**Task to complete**: Your task is to copy each line that has the word "ylabel".

**Records about charts and figures**:
++++++++++

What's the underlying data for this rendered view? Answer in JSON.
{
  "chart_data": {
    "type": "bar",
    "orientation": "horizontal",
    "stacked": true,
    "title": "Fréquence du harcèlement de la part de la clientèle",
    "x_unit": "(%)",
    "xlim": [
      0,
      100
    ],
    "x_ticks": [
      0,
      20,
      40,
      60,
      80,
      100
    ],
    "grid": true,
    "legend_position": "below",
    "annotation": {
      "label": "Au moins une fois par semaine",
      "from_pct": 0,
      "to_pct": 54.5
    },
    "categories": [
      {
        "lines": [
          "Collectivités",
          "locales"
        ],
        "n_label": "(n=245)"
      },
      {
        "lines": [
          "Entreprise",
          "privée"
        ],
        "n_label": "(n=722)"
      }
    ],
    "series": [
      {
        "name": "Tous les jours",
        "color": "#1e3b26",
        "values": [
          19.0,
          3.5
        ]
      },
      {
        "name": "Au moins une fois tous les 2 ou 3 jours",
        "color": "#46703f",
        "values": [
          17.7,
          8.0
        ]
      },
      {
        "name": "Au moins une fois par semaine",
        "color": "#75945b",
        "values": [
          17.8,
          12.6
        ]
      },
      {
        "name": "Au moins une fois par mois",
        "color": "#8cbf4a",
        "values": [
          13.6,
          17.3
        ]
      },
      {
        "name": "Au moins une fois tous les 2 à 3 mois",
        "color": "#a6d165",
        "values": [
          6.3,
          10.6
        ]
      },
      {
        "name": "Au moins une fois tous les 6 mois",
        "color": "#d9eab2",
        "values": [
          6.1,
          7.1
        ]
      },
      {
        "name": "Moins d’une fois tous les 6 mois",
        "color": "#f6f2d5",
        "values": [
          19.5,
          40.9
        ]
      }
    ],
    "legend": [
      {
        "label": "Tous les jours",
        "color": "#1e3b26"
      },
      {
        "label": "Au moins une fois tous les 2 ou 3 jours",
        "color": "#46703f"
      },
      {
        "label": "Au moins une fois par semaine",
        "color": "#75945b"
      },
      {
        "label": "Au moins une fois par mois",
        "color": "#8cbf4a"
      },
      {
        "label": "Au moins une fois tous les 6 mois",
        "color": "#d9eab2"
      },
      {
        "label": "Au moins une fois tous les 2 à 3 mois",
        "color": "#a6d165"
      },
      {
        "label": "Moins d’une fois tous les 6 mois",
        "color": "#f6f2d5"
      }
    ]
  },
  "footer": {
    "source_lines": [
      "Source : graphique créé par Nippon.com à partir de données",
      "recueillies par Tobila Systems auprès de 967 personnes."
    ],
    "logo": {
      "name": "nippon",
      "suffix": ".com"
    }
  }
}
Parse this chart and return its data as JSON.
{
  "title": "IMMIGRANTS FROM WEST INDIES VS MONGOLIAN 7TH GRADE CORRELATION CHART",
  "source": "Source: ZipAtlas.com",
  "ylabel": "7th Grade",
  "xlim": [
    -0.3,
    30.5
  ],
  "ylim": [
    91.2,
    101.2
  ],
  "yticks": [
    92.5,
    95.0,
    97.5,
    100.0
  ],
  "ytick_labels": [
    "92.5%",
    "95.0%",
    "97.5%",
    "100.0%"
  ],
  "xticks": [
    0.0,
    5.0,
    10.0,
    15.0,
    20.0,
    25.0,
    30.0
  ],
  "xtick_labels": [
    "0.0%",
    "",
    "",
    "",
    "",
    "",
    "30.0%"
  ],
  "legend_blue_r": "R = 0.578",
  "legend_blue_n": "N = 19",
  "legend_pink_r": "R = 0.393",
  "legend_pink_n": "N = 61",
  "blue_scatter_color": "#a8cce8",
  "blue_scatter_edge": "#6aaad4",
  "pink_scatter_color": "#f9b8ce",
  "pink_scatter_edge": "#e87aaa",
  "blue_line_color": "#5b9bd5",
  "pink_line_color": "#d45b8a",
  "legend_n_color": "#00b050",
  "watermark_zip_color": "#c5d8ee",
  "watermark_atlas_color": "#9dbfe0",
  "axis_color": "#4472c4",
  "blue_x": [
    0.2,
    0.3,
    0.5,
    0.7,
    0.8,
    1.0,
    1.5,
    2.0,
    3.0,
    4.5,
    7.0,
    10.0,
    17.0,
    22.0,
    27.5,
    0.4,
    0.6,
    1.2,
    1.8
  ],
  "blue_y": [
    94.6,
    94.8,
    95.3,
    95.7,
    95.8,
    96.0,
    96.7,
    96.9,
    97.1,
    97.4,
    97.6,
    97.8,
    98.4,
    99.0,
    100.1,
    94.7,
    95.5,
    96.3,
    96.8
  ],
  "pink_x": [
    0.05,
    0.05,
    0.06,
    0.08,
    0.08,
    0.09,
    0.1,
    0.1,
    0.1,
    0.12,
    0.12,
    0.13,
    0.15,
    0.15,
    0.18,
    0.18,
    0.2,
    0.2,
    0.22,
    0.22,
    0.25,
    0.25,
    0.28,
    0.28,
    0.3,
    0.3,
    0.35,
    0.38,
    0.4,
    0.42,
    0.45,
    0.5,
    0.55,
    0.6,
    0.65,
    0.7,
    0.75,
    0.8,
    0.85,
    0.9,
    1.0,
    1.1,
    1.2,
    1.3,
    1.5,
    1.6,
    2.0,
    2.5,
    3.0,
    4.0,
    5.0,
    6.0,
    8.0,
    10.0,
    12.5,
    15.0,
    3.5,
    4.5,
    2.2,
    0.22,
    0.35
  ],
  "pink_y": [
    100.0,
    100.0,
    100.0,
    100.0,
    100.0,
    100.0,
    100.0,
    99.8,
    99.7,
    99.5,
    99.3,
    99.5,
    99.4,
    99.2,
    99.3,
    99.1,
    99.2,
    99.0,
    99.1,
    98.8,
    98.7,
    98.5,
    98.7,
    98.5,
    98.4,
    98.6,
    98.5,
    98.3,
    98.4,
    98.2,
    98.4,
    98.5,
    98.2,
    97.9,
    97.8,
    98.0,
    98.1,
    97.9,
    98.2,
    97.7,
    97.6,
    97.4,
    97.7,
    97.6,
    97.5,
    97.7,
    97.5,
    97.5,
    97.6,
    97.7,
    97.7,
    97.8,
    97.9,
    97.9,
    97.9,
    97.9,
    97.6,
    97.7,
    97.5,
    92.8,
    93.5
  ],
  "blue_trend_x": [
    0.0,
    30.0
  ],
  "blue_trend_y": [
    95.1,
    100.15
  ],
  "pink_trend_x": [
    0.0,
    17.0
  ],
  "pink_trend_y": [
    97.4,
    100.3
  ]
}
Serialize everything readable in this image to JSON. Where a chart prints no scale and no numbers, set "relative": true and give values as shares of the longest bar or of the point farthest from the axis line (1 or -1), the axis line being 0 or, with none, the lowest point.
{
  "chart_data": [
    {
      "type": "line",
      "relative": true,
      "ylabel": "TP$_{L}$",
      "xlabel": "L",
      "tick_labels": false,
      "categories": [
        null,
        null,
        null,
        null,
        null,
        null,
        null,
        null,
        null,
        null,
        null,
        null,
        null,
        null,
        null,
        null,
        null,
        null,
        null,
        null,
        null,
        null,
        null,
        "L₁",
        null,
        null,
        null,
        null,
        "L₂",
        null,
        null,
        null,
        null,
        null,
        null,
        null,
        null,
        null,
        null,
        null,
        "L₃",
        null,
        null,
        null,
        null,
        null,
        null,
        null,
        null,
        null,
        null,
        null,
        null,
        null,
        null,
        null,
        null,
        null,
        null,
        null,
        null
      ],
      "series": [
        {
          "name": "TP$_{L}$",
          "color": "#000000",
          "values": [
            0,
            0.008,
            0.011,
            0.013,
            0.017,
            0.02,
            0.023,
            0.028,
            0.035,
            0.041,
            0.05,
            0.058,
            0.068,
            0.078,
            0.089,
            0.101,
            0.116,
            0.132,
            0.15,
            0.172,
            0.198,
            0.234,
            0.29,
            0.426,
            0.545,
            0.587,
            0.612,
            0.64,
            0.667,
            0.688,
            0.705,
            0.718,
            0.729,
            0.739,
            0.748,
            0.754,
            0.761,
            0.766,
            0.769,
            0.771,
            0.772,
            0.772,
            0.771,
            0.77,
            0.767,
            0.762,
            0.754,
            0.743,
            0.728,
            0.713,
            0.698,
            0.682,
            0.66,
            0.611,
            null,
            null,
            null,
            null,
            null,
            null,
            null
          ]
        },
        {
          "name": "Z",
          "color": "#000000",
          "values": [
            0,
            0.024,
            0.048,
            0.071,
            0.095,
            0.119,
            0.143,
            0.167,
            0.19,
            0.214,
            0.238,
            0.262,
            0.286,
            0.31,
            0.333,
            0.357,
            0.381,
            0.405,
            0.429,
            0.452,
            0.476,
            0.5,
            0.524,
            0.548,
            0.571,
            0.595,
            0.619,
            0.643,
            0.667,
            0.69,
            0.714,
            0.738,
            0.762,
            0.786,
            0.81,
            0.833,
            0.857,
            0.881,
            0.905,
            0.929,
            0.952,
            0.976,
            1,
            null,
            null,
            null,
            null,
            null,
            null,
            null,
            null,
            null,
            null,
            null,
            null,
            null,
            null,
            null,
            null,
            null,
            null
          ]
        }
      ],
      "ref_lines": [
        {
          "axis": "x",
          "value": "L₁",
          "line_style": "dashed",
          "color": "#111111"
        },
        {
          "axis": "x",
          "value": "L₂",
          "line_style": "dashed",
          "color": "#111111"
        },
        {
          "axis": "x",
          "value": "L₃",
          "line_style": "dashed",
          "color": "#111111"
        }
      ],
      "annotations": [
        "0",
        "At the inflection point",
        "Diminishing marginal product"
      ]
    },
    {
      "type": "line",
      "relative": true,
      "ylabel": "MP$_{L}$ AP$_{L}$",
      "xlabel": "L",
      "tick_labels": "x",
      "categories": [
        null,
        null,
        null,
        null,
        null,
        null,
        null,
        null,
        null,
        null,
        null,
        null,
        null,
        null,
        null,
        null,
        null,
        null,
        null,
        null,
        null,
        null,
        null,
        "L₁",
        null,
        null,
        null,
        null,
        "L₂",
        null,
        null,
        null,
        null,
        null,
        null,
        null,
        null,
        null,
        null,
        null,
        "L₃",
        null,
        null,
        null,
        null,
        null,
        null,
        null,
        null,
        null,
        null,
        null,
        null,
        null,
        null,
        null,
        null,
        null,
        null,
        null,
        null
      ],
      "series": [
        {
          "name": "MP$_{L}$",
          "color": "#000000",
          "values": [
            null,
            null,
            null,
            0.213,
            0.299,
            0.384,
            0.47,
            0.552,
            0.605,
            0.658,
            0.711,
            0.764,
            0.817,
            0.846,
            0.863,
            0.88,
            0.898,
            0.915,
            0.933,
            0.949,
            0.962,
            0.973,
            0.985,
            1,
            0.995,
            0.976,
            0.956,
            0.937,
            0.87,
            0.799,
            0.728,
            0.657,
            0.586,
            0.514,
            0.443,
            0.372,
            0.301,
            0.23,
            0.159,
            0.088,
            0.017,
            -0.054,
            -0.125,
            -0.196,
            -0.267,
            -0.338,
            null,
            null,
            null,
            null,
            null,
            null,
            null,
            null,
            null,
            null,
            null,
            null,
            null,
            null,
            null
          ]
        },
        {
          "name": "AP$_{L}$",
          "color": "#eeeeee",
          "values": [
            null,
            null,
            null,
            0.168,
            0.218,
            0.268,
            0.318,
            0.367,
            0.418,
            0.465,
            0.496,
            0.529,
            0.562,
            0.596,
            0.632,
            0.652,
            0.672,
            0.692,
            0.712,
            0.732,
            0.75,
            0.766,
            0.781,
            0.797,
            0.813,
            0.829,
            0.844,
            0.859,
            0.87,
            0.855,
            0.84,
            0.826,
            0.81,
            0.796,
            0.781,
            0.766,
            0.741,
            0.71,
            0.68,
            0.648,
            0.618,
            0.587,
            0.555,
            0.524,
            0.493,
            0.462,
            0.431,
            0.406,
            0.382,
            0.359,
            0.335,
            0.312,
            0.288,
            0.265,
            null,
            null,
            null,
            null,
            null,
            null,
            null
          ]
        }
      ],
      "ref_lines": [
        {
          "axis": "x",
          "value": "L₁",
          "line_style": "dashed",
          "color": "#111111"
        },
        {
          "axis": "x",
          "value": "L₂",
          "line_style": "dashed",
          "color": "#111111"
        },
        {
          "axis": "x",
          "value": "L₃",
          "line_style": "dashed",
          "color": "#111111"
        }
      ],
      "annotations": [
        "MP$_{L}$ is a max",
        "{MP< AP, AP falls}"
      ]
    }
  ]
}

++++++++++

**Response to this exercise**:
  "ylabel": "7th Grade",
      "ylabel": "TP$_{L}$",
      "ylabel": "MP$_{L}$ AP$_{L}$",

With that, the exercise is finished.